— Your task —
Go through the listing and pick out each line with the word "this" in it.

— The records —
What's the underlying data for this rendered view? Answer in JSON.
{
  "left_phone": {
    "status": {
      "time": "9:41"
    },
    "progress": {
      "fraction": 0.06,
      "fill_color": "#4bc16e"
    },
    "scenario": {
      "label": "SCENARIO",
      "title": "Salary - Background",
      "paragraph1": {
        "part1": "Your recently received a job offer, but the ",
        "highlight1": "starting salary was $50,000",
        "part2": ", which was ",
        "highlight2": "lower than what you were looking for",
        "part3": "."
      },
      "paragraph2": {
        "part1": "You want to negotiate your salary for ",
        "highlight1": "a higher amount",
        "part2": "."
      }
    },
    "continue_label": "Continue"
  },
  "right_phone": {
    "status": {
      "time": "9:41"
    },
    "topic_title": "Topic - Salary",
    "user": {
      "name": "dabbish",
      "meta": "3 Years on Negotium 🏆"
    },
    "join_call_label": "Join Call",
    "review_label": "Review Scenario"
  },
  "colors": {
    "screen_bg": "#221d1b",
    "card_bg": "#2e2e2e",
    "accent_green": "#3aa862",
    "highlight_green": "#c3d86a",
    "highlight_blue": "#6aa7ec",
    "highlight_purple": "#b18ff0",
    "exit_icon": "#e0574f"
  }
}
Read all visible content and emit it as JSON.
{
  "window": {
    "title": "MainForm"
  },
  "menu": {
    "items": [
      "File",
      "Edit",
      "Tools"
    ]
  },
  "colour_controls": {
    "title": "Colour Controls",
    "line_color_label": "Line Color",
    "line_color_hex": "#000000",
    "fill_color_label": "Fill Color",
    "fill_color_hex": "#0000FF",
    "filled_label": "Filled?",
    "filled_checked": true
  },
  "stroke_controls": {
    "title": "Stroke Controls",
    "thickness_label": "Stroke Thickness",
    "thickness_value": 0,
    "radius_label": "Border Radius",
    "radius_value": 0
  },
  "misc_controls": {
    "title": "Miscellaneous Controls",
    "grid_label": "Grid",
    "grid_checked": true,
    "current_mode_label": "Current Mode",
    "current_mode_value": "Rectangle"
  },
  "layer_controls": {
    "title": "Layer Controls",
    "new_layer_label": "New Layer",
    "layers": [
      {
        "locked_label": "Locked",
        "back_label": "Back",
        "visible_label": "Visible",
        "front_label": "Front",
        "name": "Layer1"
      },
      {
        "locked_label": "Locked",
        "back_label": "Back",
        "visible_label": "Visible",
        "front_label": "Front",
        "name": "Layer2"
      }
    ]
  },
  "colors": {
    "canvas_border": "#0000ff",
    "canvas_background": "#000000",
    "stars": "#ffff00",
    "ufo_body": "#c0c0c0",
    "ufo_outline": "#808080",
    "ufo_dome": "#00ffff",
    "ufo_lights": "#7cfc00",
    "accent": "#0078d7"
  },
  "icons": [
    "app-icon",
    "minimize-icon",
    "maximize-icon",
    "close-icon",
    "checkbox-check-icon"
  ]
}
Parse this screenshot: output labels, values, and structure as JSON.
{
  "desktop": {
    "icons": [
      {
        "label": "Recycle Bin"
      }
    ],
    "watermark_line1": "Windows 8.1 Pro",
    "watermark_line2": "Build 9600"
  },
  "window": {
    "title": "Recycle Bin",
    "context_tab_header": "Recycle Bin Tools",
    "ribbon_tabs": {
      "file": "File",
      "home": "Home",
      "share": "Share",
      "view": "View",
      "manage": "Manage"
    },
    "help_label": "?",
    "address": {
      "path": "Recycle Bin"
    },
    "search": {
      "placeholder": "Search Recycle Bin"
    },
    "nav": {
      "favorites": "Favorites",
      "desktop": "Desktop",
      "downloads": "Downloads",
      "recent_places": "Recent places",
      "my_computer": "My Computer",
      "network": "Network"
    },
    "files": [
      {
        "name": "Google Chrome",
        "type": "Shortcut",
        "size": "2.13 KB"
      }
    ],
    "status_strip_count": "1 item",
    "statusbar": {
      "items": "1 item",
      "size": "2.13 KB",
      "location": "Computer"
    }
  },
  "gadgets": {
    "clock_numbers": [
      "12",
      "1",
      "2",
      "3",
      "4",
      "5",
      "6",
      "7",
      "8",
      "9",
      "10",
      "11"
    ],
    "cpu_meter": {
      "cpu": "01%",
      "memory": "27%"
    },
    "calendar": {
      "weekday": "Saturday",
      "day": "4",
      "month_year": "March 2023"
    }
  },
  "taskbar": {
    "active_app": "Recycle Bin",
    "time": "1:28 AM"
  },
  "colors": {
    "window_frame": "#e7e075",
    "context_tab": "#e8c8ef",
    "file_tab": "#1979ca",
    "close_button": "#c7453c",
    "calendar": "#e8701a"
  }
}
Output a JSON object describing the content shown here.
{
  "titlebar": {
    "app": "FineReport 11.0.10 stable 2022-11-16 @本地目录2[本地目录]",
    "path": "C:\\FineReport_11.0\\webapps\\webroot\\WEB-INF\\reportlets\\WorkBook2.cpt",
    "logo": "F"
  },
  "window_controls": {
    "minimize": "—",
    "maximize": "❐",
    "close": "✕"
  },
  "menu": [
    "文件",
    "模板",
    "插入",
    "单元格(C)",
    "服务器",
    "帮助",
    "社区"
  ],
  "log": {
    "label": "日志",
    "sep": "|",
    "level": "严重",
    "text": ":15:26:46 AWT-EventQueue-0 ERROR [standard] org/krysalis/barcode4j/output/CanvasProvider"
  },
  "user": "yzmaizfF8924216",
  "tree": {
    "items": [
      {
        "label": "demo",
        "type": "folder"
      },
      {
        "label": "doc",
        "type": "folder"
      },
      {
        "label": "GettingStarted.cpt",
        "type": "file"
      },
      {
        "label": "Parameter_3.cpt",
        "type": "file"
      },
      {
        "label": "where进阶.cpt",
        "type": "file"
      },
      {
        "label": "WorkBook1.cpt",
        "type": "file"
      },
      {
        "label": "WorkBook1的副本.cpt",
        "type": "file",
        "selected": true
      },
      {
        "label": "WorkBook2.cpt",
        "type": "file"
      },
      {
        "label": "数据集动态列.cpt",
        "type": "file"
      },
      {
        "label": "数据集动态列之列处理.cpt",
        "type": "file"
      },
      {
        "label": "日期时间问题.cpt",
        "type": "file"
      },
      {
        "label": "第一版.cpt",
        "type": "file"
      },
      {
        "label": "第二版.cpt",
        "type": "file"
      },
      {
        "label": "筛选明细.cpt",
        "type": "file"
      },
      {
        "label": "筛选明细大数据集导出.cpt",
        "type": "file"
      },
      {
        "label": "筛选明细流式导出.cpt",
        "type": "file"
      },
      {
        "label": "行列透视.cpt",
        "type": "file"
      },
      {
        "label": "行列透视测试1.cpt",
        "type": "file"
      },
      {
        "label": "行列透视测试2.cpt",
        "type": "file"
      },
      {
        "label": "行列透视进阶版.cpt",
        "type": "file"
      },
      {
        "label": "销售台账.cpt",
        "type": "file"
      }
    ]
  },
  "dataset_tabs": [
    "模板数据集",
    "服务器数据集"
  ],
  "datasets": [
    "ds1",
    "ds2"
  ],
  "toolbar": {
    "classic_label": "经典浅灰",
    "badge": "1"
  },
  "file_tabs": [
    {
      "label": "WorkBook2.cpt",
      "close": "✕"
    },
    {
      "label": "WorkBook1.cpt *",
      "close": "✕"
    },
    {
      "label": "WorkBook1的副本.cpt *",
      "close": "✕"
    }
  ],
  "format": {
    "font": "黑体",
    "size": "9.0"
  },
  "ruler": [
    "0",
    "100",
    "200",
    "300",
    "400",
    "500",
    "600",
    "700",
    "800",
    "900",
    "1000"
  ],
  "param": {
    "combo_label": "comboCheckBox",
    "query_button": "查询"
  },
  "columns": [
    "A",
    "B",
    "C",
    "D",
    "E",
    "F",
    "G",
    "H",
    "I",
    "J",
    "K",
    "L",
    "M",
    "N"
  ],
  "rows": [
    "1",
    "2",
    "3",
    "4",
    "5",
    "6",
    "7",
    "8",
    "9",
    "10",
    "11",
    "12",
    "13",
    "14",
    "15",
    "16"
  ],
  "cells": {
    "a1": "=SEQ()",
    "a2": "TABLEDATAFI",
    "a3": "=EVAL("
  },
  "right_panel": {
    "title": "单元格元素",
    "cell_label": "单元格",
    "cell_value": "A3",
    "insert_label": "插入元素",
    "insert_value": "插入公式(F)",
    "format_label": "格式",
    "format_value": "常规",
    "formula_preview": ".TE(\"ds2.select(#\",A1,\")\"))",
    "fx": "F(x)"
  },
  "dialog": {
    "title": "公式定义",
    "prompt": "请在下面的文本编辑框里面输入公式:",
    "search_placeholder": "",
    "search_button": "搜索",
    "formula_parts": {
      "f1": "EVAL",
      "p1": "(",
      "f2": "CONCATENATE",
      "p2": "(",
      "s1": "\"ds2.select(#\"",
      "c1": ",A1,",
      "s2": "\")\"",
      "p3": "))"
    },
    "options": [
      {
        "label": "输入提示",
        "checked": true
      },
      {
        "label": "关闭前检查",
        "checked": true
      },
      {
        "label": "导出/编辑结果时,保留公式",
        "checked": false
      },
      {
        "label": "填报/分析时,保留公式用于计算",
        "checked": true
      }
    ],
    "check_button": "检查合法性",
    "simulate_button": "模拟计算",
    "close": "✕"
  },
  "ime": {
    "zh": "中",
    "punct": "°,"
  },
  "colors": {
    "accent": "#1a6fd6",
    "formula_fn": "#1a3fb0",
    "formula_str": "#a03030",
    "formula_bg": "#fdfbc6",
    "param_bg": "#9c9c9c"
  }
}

— Response to the exercise —
What's the underlying data for this rendered view? Answer in JSON.
Parse this screenshot: output labels, values, and structure as JSON.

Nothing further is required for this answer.